◆ The request ◆
Only the lines from the one with "Give me a plain-text" through the final line should be given again, exactly as they appear, minus the pictures.

[Stored items]
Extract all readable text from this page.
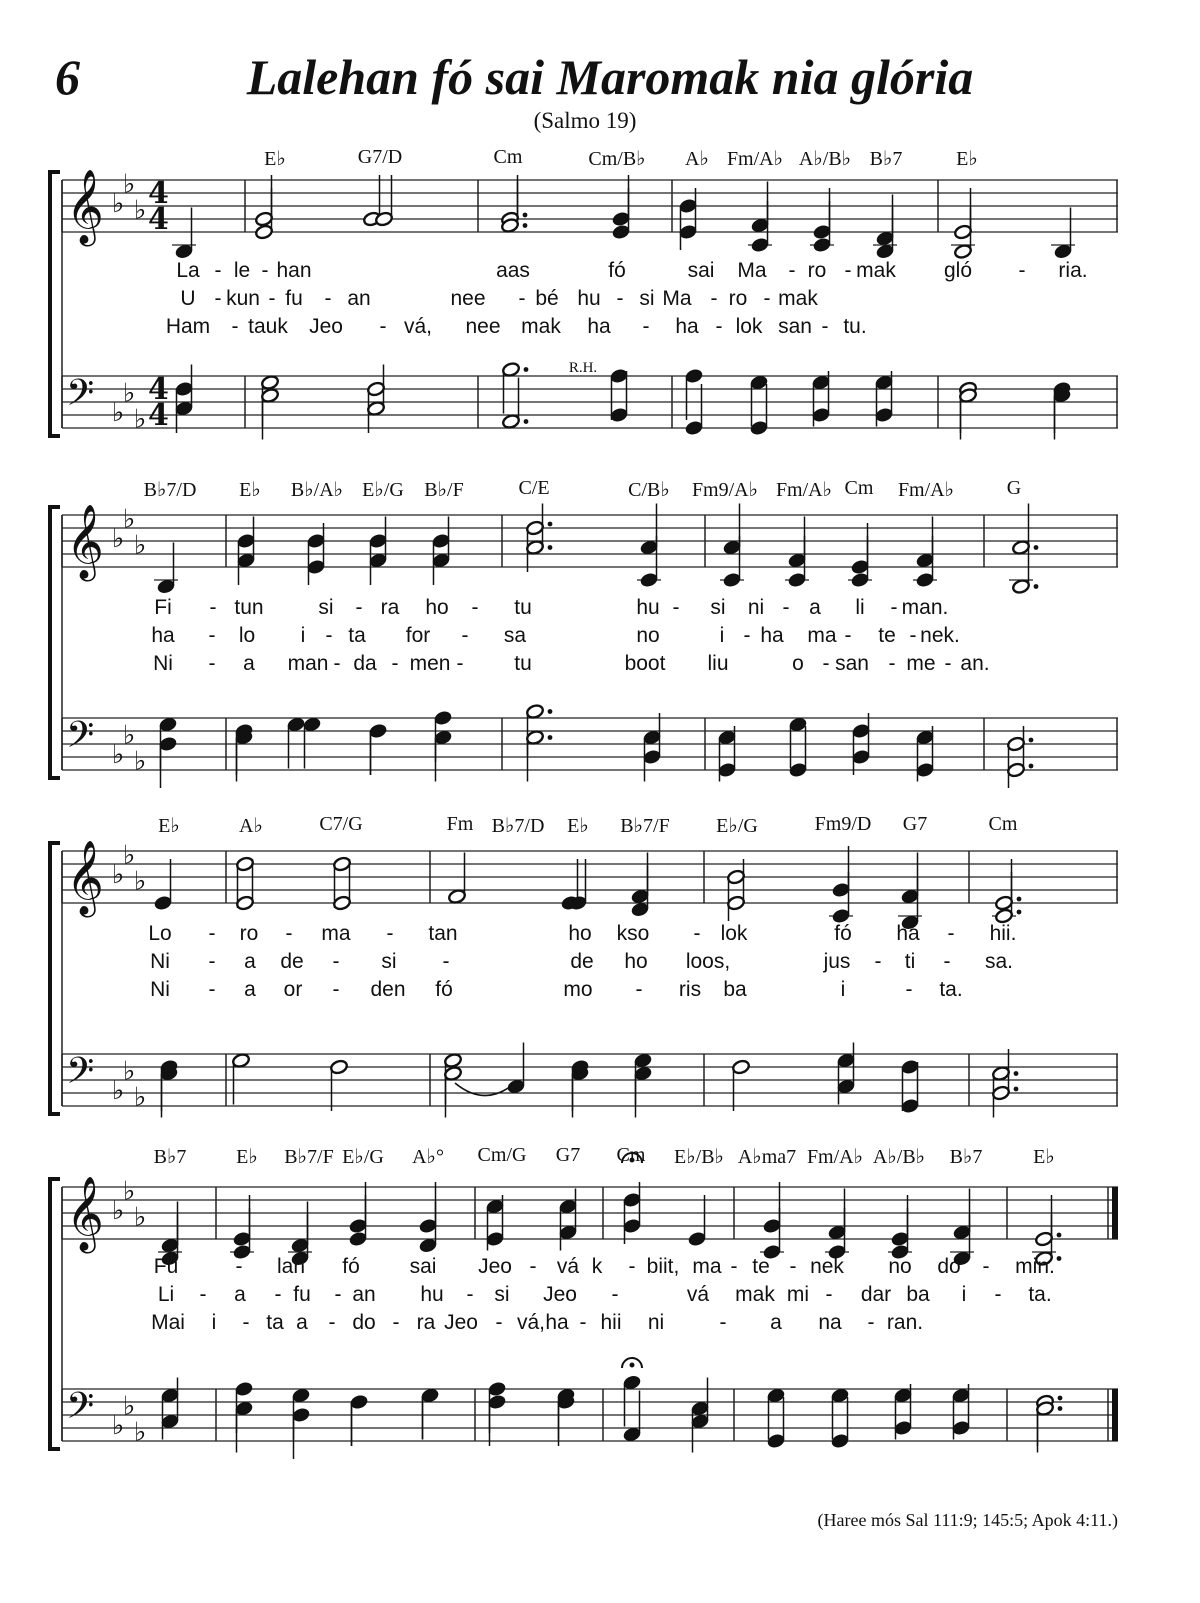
6	Lalehan fó sai Maromak nia glória
(Salmo 19)
𝄞 ♭
♭
♭ 4
4
𝄢 ♭
♭
♭
4
4
𝄞 ♭
♭
♭
𝄢 ♭
♭
♭
𝄞 ♭
♭
♭
𝄢 ♭
♭
♭
𝄞 ♭
♭
♭
𝄢 ♭
♭
♭
E♭	G7/D	Cm	Cm/B♭ A♭ Fm/A♭ A♭/B♭ B♭7	E♭
La - le - han	aas	fó	sai Ma - ro - mak gló - ria.
U - kun - fu - an	nee - bé hu - si Ma - ro - mak
Ham - tauk Jeo - vá, nee mak ha - ha - lok san - tu.
B♭7/D E♭ B♭/A♭ E♭/G B♭/F	C/E	C/B♭ Fm9/A♭ Fm/A♭ Cm Fm/A♭	G
Fi - tun	si - ra ho - tu	hu - si ni - a li - man.
ha - lo i - ta for - sa	no	i - ha ma - te - nek.
Ni - a man - da - men - tu	boot liu	o - san - me - an.
E♭	A♭	C7/G	Fm B♭7/D E♭ B♭7/F E♭/G	Fm9/D G7	Cm
Lo - ro - ma - tan	ho kso - lok	fó ha - hii.
Ni - a de - si -	de ho loos,	jus - ti - sa.
Ni - a or - den fó	mo - ris ba	i	- ta.
B♭7 E♭ B♭7/F E♭/G A♭° Cm/G G7 Cm E♭/B♭ A♭ma7 Fm/A♭ A♭/B♭ B♭7	E♭
Fu	- lan fó sai Jeo - vá k - biit, ma - te - nek no do - min.
Li - a - fu - an hu - si Jeo -	vá mak mi - dar ba i - ta.
Mai i - ta a - do - ra Jeo - vá, ha - hii ni	- a na - ran.
R.H.
(Haree mós Sal 111:9; 145:5; Apok 4:11.)
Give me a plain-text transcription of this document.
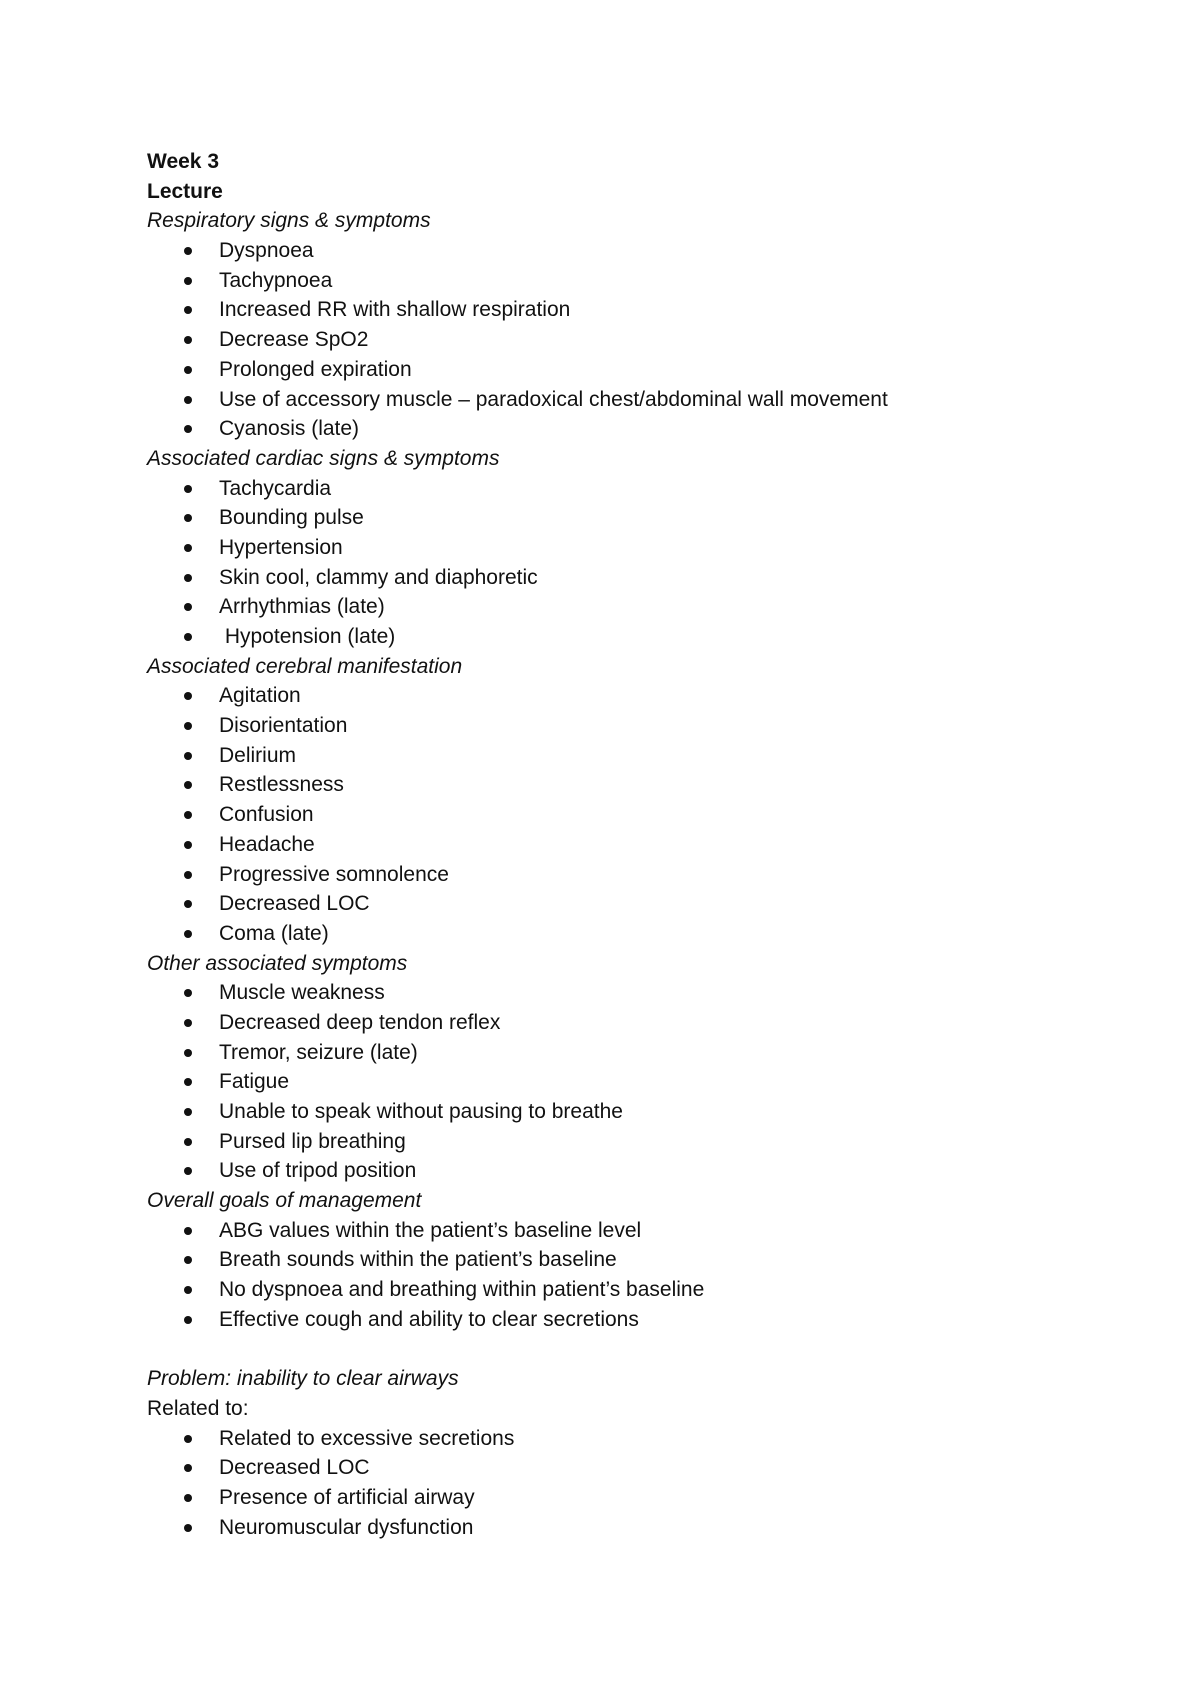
Week 3
Lecture
Respiratory signs & symptoms
Dyspnoea
Tachypnoea
Increased RR with shallow respiration
Decrease SpO2
Prolonged expiration
Use of accessory muscle – paradoxical chest/abdominal wall movement
Cyanosis (late)
Associated cardiac signs & symptoms
Tachycardia
Bounding pulse
Hypertension
Skin cool, clammy and diaphoretic
Arrhythmias (late)
Hypotension (late)
Associated cerebral manifestation
Agitation
Disorientation
Delirium
Restlessness
Confusion
Headache
Progressive somnolence
Decreased LOC
Coma (late)
Other associated symptoms
Muscle weakness
Decreased deep tendon reflex
Tremor, seizure (late)
Fatigue
Unable to speak without pausing to breathe
Pursed lip breathing
Use of tripod position
Overall goals of management
ABG values within the patient’s baseline level
Breath sounds within the patient’s baseline
No dyspnoea and breathing within patient’s baseline
Effective cough and ability to clear secretions
Problem: inability to clear airways
Related to:
Related to excessive secretions
Decreased LOC
Presence of artificial airway
Neuromuscular dysfunction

◆ Output below ◆
Give me a plain-text transcription of this document.
Week 3
Lecture
Respiratory signs & symptoms
Dyspnoea
Tachypnoea
Increased RR with shallow respiration
Decrease SpO2
Prolonged expiration
Use of accessory muscle – paradoxical chest/abdominal wall movement
Cyanosis (late)
Associated cardiac signs & symptoms
Tachycardia
Bounding pulse
Hypertension
Skin cool, clammy and diaphoretic
Arrhythmias (late)
Hypotension (late)
Associated cerebral manifestation
Agitation
Disorientation
Delirium
Restlessness
Confusion
Headache
Progressive somnolence
Decreased LOC
Coma (late)
Other associated symptoms
Muscle weakness
Decreased deep tendon reflex
Tremor, seizure (late)
Fatigue
Unable to speak without pausing to breathe
Pursed lip breathing
Use of tripod position
Overall goals of management
ABG values within the patient’s baseline level
Breath sounds within the patient’s baseline
No dyspnoea and breathing within patient’s baseline
Effective cough and ability to clear secretions
Problem: inability to clear airways
Related to:
Related to excessive secretions
Decreased LOC
Presence of artificial airway
Neuromuscular dysfunction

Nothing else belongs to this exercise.